Record extracts
+---+

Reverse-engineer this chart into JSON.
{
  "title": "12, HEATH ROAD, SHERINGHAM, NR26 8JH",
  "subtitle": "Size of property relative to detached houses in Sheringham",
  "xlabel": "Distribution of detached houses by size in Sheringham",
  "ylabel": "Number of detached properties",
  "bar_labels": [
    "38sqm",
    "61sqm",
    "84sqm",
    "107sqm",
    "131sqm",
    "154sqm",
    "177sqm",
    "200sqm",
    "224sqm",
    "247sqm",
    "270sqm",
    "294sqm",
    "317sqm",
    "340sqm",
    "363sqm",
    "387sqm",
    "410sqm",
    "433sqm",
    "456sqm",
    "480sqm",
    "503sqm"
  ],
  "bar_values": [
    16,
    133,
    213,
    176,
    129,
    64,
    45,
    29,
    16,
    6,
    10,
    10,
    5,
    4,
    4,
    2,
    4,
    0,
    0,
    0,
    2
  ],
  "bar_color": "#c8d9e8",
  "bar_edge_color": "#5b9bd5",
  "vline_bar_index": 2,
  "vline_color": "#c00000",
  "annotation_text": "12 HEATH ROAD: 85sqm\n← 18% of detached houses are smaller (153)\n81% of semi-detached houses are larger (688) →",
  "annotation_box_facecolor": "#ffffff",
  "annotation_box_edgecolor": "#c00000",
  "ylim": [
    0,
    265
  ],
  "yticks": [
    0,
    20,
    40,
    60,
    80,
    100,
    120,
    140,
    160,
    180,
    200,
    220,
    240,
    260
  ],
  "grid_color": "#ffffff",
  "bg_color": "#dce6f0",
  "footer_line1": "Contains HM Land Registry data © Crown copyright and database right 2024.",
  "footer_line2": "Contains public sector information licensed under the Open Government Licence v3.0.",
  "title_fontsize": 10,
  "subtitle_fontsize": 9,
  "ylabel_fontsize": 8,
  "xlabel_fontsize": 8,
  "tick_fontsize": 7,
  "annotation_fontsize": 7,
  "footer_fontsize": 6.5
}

+---+

Goal
Search the entries for the word "ffffff" and copy every line that has it.

Full output
  "annotation_box_facecolor": "#ffffff",
  "grid_color": "#ffffff",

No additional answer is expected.